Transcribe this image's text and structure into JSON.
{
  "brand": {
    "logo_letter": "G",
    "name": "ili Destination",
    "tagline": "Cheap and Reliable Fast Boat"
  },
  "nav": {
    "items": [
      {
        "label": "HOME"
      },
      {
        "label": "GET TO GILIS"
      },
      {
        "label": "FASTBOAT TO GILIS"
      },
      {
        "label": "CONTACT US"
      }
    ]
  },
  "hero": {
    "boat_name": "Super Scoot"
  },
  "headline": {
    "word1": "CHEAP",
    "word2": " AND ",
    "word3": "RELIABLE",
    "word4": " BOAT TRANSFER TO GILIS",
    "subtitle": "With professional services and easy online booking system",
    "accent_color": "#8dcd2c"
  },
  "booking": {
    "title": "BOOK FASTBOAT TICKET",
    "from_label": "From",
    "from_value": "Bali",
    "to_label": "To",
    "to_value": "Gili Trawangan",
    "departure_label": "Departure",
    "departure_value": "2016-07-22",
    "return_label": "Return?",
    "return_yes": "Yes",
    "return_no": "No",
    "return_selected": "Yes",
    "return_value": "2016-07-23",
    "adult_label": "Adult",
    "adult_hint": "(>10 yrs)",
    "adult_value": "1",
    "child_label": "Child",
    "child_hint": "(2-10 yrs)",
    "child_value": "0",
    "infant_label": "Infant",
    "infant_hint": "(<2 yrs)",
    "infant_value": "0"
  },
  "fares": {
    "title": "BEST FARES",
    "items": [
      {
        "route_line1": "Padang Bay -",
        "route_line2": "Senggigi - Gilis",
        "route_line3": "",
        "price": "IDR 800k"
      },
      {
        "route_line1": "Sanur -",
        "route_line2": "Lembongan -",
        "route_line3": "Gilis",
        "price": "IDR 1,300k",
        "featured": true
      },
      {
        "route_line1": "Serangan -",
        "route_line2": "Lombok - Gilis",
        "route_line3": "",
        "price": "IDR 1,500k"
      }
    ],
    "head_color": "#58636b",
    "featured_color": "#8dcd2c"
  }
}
---+---
WHAT TO WORK ON: Every entry must be retyped in full, exactly as given.

THE ANSWER:
Transcribe this image's text and structure into JSON.
{
  "brand": {
    "logo_letter": "G",
    "name": "ili Destination",
    "tagline": "Cheap and Reliable Fast Boat"
  },
  "nav": {
    "items": [
      {
        "label": "HOME"
      },
      {
        "label": "GET TO GILIS"
      },
      {
        "label": "FASTBOAT TO GILIS"
      },
      {
        "label": "CONTACT US"
      }
    ]
  },
  "hero": {
    "boat_name": "Super Scoot"
  },
  "headline": {
    "word1": "CHEAP",
    "word2": " AND ",
    "word3": "RELIABLE",
    "word4": " BOAT TRANSFER TO GILIS",
    "subtitle": "With professional services and easy online booking system",
    "accent_color": "#8dcd2c"
  },
  "booking": {
    "title": "BOOK FASTBOAT TICKET",
    "from_label": "From",
    "from_value": "Bali",
    "to_label": "To",
    "to_value": "Gili Trawangan",
    "departure_label": "Departure",
    "departure_value": "2016-07-22",
    "return_label": "Return?",
    "return_yes": "Yes",
    "return_no": "No",
    "return_selected": "Yes",
    "return_value": "2016-07-23",
    "adult_label": "Adult",
    "adult_hint": "(>10 yrs)",
    "adult_value": "1",
    "child_label": "Child",
    "child_hint": "(2-10 yrs)",
    "child_value": "0",
    "infant_label": "Infant",
    "infant_hint": "(<2 yrs)",
    "infant_value": "0"
  },
  "fares": {
    "title": "BEST FARES",
    "items": [
      {
        "route_line1": "Padang Bay -",
        "route_line2": "Senggigi - Gilis",
        "route_line3": "",
        "price": "IDR 800k"
      },
      {
        "route_line1": "Sanur -",
        "route_line2": "Lembongan -",
        "route_line3": "Gilis",
        "price": "IDR 1,300k",
        "featured": true
      },
      {
        "route_line1": "Serangan -",
        "route_line2": "Lombok - Gilis",
        "route_line3": "",
        "price": "IDR 1,500k"
      }
    ],
    "head_color": "#58636b",
    "featured_color": "#8dcd2c"
  }
}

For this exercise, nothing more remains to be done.